What you need to do
From the listing below, extract every line in which the word "this" appears.

Material provided

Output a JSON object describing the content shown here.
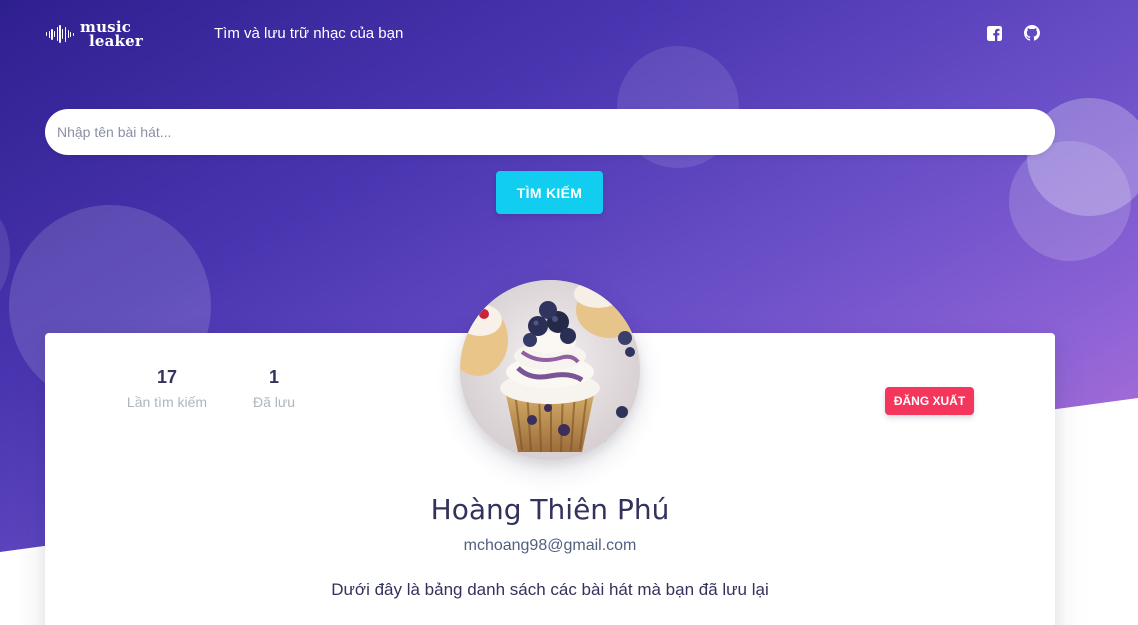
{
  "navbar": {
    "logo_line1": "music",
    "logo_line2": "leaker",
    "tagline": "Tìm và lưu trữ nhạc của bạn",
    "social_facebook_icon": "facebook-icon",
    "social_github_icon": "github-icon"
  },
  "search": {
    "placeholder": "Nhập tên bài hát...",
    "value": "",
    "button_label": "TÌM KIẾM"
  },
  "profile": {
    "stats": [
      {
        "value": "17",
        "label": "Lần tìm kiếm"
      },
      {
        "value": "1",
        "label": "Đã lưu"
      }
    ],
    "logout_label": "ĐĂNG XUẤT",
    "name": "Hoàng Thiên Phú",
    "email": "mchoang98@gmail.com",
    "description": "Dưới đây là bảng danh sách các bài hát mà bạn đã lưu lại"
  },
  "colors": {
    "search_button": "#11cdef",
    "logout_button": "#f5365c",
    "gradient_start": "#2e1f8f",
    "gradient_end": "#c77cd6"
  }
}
==
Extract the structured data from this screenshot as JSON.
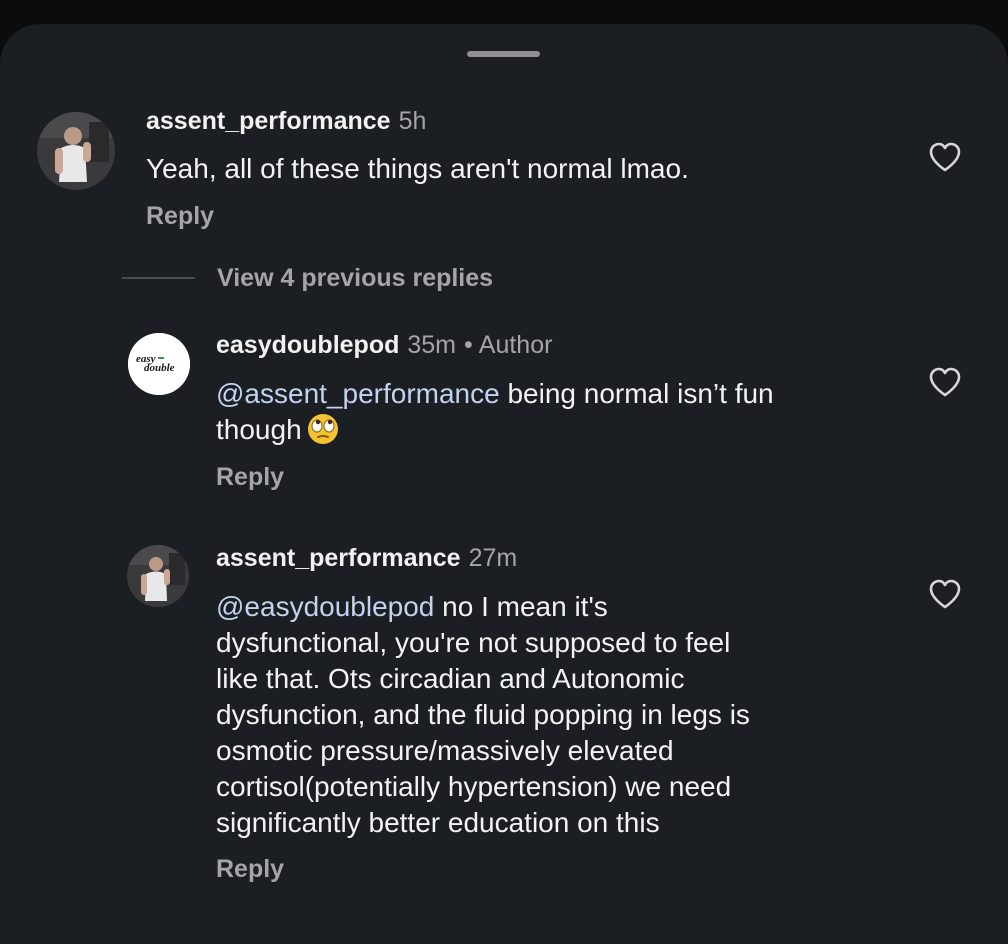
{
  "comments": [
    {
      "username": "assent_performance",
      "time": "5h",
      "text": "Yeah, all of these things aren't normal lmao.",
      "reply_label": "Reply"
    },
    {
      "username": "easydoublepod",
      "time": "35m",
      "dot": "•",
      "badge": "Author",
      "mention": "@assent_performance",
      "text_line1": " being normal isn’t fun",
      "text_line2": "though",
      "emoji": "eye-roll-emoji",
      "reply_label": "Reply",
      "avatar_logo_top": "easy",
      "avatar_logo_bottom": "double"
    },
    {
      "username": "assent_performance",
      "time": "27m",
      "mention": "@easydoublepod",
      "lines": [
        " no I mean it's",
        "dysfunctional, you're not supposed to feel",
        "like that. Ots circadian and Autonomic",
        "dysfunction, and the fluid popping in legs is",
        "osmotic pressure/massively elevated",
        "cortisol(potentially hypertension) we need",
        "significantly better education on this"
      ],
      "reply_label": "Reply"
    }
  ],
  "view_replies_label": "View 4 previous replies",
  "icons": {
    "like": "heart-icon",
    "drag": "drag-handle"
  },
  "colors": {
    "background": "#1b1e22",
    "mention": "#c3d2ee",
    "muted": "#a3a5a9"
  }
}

Answer to the task
Extract the structured data from this screenshot as JSON.
        "significantly better education on this"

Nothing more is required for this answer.